> _Given task_
Going through the material below, please gather all lines with the word "Надежное" in them.

+ + + + + + +

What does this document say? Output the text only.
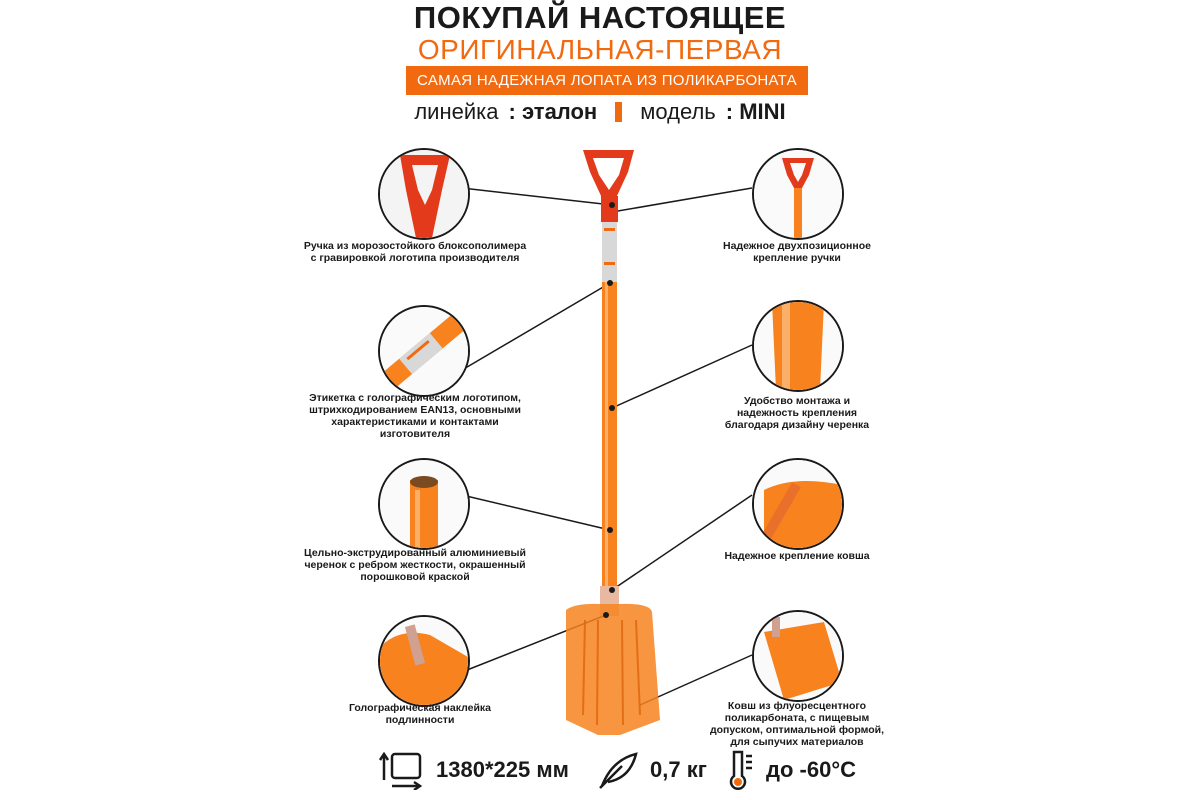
ПОКУПАЙ НАСТОЯЩЕЕ
ОРИГИНАЛЬНАЯ-ПЕРВАЯ
САМАЯ НАДЕЖНАЯ ЛОПАТА ИЗ ПОЛИКАРБОНАТА
линейка : эталон модель : MINI
Ручка из морозостойкого блоксополимера с гравировкой логотипа производителя
Этикетка с голографическим логотипом, штрихкодированием EAN13, основными характеристиками и контактами изготовителя
Цельно-экструдированный алюминиевый черенок с ребром жесткости, окрашенный порошковой краской
Голографическая наклейка подлинности
Надежное двухпозиционное крепление ручки
Удобство монтажа и надежность крепления благодаря дизайну черенка
Надежное крепление ковша
Ковш из флуоресцентного поликарбоната, с пищевым допуском, оптимальной формой, для сыпучих материалов
1380*225 мм	0,7 кг	до -60°С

+ + + + + + +

> _Reply to the exercise_
Надежное двухпозиционное крепление ручки
Надежное крепление ковша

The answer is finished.